Wherever the word "right" turns up in a line of the entries, copy that line.

[Stored data entries]
== == ==

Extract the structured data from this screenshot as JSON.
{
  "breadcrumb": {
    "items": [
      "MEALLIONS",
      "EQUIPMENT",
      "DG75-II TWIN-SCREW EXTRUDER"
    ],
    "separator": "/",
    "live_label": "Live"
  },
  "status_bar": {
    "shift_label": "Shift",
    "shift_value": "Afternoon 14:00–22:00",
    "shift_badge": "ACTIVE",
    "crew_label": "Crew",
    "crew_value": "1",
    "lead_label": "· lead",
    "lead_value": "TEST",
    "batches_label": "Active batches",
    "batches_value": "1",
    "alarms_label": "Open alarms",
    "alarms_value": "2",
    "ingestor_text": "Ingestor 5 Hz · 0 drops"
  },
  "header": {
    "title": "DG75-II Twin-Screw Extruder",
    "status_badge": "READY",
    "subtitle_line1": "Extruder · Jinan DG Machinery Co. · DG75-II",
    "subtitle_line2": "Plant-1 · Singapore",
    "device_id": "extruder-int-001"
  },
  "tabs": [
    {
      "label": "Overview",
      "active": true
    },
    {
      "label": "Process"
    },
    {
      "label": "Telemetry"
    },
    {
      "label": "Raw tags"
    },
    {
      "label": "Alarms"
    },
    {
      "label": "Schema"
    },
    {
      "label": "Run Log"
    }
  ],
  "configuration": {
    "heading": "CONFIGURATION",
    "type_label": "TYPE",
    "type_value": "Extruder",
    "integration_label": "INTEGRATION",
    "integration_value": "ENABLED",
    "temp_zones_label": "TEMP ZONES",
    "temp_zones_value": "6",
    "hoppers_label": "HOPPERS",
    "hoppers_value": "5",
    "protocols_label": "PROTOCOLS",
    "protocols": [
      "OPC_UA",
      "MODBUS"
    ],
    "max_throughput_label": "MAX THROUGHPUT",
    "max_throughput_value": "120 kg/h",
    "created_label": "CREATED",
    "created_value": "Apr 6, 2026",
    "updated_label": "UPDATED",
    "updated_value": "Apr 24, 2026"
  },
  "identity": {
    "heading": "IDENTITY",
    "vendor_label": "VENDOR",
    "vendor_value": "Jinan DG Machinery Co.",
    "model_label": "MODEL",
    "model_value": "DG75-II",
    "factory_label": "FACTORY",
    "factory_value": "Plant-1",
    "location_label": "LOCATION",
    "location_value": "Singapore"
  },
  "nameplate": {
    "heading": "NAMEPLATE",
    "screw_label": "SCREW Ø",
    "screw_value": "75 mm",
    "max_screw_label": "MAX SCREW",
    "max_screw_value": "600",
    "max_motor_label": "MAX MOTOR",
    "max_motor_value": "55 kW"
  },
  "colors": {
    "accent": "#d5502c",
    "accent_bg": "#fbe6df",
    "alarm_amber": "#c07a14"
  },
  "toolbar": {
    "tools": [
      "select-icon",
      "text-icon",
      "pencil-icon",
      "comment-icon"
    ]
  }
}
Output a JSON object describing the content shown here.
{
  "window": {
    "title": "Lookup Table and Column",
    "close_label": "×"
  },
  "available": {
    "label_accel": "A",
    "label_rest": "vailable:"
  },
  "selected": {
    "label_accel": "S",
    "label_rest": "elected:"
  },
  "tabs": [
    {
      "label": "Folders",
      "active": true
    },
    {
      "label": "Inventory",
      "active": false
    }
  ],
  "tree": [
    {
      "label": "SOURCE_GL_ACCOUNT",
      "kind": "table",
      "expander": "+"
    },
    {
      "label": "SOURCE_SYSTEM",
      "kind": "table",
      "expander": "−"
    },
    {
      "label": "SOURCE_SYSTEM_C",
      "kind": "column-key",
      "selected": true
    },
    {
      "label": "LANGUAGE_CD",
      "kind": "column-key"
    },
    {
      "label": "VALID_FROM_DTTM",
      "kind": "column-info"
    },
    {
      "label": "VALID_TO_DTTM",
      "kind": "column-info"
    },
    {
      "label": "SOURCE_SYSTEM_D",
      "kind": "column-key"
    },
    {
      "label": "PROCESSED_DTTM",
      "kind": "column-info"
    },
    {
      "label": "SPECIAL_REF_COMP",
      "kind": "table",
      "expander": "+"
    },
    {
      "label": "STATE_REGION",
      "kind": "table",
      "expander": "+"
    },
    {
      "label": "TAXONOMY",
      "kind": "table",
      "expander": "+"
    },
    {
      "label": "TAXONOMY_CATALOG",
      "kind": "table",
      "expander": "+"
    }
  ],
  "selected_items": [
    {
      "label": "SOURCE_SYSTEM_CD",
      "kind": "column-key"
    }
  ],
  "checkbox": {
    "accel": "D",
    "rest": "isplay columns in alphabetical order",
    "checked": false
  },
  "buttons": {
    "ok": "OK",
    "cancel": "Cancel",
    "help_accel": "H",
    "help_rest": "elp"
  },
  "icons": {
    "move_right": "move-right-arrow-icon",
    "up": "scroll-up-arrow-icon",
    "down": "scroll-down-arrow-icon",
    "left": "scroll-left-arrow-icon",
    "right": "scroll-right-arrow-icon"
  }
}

== == ==

▶ TASK ANSWER:
    "move_right": "move-right-arrow-icon",
    "right": "scroll-right-arrow-icon"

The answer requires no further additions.